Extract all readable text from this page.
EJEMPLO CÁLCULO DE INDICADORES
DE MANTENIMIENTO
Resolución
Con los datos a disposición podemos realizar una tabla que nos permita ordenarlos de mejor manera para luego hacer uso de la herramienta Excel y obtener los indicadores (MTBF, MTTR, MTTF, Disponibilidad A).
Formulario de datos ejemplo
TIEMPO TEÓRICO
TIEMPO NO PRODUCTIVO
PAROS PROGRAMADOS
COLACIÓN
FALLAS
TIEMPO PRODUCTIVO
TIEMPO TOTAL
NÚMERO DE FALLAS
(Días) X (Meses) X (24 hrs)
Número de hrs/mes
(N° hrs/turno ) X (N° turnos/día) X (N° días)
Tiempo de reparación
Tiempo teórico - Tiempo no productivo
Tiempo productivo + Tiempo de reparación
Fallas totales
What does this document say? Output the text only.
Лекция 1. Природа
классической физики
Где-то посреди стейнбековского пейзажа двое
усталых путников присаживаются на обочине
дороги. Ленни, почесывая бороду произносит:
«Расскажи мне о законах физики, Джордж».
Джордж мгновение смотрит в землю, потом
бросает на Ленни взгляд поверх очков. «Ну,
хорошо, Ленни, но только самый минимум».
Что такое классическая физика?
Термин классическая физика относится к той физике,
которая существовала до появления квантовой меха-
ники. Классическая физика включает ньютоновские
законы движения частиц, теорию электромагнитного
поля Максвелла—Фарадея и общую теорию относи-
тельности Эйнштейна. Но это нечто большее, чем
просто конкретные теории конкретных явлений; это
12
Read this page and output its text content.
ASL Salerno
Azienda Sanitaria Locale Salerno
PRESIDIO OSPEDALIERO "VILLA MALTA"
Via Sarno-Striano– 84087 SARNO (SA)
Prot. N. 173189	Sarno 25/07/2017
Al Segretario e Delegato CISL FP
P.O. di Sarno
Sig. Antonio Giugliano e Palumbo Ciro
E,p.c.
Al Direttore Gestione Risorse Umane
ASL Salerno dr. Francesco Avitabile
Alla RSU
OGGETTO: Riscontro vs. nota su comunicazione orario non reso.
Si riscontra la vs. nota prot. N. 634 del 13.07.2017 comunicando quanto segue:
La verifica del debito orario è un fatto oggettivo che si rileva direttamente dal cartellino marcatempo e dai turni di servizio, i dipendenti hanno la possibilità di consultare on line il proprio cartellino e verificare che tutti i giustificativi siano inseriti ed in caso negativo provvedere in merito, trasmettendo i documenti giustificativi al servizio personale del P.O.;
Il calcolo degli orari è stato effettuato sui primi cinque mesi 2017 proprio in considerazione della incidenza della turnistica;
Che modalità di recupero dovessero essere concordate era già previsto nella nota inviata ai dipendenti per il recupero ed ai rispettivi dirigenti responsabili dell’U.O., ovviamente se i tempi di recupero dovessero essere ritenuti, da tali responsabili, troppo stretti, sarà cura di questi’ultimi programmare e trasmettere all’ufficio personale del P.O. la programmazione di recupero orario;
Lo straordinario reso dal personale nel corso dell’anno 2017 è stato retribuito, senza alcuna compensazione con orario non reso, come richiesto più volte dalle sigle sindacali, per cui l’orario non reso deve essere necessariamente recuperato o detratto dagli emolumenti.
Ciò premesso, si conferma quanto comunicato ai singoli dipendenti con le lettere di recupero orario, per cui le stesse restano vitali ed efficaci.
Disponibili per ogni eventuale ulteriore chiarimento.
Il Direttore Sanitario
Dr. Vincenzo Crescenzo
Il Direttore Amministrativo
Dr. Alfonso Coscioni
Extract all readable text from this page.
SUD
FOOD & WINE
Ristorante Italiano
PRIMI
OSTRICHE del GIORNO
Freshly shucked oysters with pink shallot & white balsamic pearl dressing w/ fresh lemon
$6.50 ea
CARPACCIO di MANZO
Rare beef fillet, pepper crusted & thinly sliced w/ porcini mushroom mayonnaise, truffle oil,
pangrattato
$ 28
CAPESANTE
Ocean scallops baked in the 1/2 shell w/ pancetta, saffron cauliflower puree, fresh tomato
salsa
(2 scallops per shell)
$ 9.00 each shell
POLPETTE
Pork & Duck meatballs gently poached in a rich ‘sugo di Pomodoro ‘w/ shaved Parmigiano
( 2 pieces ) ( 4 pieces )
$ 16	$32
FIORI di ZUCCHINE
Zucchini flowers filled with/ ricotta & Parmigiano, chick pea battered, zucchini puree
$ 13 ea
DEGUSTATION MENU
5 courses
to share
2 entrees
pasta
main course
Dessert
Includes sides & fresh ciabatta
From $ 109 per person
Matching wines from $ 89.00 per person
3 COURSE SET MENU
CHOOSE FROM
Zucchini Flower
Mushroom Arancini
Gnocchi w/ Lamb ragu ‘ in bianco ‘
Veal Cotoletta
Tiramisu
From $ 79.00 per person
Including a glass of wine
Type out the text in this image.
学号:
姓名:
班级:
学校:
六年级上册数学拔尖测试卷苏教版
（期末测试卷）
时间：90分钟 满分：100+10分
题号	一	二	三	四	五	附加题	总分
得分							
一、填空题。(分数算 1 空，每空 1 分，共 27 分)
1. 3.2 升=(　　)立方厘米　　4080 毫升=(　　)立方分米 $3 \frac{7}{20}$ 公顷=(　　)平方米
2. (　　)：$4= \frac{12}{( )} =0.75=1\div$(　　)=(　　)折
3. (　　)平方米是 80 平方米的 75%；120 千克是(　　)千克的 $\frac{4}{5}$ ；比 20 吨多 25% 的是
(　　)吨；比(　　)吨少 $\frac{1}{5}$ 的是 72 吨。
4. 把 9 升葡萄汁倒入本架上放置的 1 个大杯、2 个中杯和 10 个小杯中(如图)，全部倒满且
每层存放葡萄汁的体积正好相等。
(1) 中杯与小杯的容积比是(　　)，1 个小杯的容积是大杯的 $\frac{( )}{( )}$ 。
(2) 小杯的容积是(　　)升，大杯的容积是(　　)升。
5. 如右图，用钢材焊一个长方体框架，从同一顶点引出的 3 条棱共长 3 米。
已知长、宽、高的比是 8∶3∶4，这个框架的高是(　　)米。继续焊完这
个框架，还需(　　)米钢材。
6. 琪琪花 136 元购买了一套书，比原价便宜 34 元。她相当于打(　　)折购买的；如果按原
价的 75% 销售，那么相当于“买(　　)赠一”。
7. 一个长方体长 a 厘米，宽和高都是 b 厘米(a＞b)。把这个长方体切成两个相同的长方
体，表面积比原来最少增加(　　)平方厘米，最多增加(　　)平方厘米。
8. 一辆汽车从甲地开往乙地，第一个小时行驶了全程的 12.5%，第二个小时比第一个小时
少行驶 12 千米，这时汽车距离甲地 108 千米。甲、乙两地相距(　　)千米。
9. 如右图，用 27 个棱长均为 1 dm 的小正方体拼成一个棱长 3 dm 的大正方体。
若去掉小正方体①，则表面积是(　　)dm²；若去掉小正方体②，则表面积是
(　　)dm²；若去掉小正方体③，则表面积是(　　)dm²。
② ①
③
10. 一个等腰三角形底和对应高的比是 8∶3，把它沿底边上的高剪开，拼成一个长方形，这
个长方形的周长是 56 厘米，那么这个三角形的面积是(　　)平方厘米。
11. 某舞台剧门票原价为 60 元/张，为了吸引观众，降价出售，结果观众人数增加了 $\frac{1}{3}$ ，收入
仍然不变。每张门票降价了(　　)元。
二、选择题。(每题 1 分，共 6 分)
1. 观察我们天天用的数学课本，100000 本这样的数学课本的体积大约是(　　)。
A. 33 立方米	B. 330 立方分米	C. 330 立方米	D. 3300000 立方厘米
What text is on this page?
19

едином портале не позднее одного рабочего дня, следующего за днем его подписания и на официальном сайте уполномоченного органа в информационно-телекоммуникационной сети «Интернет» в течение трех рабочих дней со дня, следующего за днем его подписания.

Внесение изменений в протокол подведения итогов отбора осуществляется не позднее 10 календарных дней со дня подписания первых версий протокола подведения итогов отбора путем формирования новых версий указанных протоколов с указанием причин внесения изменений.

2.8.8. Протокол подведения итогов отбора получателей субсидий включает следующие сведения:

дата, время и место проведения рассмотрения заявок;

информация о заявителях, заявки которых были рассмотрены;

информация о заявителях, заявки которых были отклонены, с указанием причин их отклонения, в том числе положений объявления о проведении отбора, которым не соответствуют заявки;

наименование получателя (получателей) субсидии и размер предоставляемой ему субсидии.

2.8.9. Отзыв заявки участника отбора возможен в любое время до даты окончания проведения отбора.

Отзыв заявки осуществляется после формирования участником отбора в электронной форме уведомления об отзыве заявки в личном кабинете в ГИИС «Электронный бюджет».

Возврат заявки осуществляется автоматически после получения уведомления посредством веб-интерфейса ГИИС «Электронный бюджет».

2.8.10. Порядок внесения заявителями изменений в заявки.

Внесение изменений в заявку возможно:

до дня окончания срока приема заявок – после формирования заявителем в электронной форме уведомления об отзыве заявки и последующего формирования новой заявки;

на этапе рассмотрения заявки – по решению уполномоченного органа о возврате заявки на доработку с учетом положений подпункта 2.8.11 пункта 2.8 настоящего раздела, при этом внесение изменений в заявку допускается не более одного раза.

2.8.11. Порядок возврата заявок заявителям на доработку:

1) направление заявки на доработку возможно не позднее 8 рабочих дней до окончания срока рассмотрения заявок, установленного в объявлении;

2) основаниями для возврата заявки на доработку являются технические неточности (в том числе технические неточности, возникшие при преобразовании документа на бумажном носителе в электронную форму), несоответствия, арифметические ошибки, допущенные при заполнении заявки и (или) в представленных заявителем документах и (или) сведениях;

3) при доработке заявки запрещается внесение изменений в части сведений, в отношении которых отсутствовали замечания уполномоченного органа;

• What to do: In the listing above, locate each line with "则表面积是" and copy it.

• Solved exercise:
若去掉小正方体①，则表面积是(　　)dm²；若去掉小正方体②，则表面积是
(　　)dm²；若去掉小正方体③，则表面积是(　　)dm²。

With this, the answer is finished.